◆ STATED EXERCISE 1:
Print the section of the passage on Brutus and Jefferson starting at "Populism and libertarianism" and ending at "union of states.".
◆ STATED EXERCISE 2:
In the passage on Brutus and Jefferson, what does Brutus say wealth always creates?
◆ STATED EXERCISE 3:
According to the passage on Brutus and Jefferson, why did Jefferson support both majority rule and states' rights?

++++ ARTICLE ++++

Referring to the proposed Congress, Brutus stated, “According to the common course of human affairs, the natural aristocracy of the country will be elected. Wealth always creates influence, and this is generally much increased by large family connections.” He argued that if merchants were elected, only “the most opulent and ambitious” would be chosen and that no yeomen (small farmers) or mechanics (urban workers) would be members of Congress. He contended, “In reality there will be no part of the people represented, but the rich, even in that branch of the legislature, which is called the democratic.—The well born, and highest orders of life, as they term themselves, will be ignorant of the sentiments of the midling class of citizens, strangers to their ability, wants [needs], and difficulties, and void of sympathy, and fellow feeling.” Realizing the difference between style and substance, between rhetoric and reality, Brutus declared, “However fair an appearance any government may make, though it possess a thousand plausible articles and be decorated with ever so many ornaments, yet if it is deficient in this essential principle of a full and just representation of the people . . . it still will be a government, not according to the will of the people, but according to the will of the few.”
Populism and libertarianism are not the same thing, but within the Jeffersonian framework they are usually compatible. Sometimes the values of democracy and freedom clash, but more often they do not. Conversely, show me an elitist and you will usually be showing me a statist as well. Rule by the few contradicts decentralized power and individual rights. Jefferson understood this, which is why he supported both majority rule and states’ rights. These were not absolutist positions. He coupled his support for majority rule with belief in minority rights. He coupled his support for states’ rights with belief in the union of states.

++++ INFORMATION SHOWN ++++

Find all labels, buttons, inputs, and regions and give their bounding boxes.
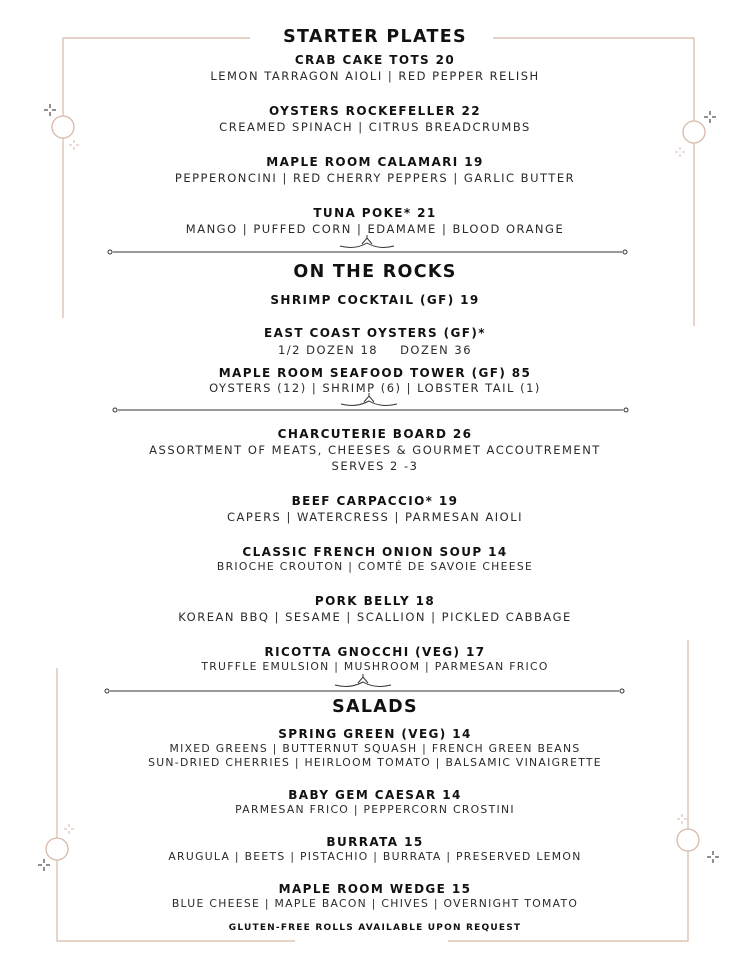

++++
++++ INFORMATION SHOWN ++++

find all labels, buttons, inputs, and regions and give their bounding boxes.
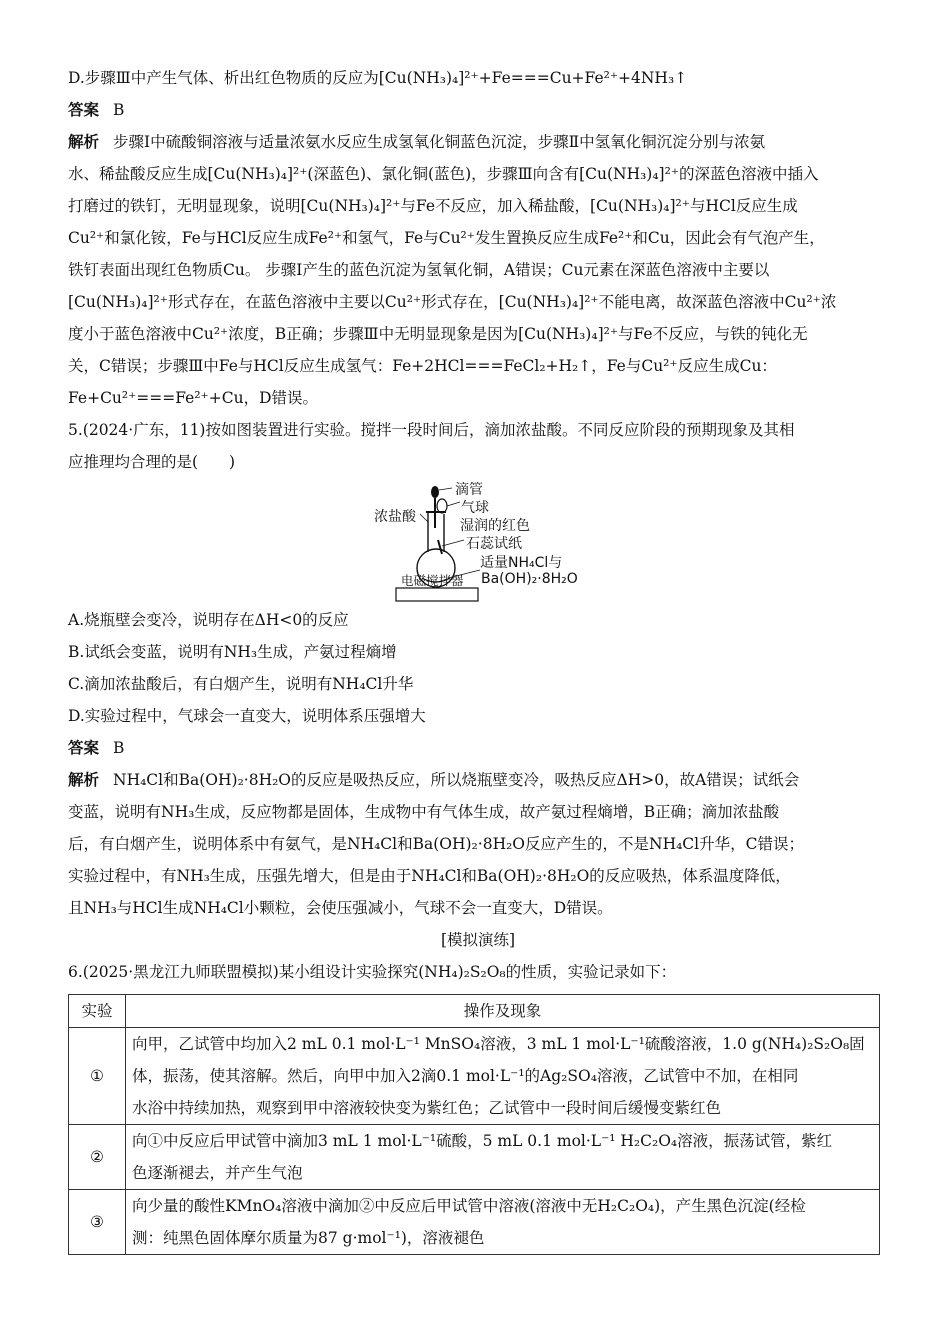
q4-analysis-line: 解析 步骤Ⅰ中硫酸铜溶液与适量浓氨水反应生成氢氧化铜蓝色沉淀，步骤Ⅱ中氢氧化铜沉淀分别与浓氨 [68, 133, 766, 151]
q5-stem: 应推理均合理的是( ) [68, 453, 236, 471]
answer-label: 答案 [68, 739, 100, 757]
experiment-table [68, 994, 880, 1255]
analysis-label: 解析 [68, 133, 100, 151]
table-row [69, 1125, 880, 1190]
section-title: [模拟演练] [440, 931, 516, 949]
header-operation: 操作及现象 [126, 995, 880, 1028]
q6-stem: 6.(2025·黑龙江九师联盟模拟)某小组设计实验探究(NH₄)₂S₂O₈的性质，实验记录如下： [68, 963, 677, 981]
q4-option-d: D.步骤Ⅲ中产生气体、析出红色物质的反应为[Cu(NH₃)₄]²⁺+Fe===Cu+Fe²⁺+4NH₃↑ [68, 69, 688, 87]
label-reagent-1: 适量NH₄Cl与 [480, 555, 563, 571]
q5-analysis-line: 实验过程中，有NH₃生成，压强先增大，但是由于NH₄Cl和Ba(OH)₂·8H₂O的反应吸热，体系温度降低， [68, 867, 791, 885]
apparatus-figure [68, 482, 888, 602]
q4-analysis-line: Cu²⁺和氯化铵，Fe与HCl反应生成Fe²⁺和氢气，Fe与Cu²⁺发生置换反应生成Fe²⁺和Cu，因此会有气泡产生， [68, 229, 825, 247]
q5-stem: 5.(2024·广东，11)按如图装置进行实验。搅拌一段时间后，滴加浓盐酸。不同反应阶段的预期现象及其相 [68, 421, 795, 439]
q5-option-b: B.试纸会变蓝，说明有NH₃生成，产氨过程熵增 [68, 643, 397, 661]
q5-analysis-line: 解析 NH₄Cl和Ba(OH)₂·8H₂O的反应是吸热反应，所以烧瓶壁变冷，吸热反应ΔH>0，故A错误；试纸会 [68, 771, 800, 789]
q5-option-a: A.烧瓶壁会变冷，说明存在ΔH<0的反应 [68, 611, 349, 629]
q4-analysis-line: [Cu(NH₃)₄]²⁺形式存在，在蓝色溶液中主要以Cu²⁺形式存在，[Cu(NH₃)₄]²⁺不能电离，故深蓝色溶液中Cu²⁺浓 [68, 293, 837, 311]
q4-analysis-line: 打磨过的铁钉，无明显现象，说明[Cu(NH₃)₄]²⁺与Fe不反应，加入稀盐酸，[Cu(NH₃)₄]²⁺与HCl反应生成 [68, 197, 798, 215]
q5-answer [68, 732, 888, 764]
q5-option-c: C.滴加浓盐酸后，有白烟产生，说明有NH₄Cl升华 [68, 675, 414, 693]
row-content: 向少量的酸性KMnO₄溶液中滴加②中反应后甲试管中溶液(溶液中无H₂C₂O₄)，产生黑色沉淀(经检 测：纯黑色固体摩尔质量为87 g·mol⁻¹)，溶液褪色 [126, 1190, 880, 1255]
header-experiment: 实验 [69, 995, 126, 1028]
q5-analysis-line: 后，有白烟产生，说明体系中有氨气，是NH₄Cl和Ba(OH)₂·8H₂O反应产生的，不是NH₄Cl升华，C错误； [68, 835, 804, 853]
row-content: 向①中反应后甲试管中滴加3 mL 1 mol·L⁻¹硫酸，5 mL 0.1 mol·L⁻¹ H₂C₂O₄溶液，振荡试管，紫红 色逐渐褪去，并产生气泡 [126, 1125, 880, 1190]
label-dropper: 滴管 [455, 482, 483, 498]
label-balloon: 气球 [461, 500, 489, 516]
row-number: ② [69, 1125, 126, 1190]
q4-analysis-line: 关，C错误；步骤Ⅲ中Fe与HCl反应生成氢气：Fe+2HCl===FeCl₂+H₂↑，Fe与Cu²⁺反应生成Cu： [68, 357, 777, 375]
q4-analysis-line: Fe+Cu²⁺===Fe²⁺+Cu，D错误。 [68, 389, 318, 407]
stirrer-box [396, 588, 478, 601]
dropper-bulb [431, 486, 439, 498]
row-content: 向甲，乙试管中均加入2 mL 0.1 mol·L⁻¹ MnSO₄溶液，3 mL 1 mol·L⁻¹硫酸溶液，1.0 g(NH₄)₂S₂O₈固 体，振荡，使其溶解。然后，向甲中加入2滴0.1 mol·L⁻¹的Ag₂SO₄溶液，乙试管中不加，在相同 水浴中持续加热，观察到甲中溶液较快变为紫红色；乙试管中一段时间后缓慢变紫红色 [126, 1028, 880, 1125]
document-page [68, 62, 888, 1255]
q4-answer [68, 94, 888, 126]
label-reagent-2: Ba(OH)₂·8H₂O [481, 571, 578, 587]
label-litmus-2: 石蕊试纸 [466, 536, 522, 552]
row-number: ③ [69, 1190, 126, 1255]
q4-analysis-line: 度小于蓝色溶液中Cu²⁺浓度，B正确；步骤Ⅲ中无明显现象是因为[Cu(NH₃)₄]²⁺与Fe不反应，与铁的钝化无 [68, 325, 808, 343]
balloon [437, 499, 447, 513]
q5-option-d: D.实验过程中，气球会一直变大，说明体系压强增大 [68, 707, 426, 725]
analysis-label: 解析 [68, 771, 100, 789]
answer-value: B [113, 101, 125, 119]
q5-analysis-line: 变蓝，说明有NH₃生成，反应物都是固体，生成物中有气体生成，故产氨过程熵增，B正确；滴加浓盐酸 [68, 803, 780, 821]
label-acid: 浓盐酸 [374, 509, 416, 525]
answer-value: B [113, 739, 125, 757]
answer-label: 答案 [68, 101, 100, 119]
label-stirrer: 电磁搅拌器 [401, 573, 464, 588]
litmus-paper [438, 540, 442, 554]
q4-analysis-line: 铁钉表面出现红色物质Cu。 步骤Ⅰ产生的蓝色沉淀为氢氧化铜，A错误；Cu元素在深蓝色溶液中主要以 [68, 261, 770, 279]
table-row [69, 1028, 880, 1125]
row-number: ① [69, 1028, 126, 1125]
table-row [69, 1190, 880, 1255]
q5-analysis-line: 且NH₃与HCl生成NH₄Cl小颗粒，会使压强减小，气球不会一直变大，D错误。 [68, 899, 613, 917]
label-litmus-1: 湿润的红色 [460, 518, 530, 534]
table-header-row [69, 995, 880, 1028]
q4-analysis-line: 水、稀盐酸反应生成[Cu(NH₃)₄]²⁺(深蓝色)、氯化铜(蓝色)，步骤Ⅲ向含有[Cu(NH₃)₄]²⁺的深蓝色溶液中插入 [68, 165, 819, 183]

++++

◆ RIGHT ANSWER 1:
Populism and libertarianism are not the same thing, but within the Jeffersonian framework they are usually compatible. Sometimes the values of democracy and freedom clash, but more often they do not. Conversely, show me an elitist and you will usually be showing me a statist as well. Rule by the few contradicts decentralized power and individual rights. Jefferson understood this, which is why he supported both majority rule and states’ rights. These were not absolutist positions. He coupled his support for majority rule with belief in minority rights. He coupled his support for states’ rights with belief in the union of states.

◆ RIGHT ANSWER 2:
Wealth always creates influence, which is generally much increased by large family connections.

◆ RIGHT ANSWER 3:
Jefferson understood that rule by the few contradicts decentralized power and individual rights. For that reason he supported both majority rule and states' rights.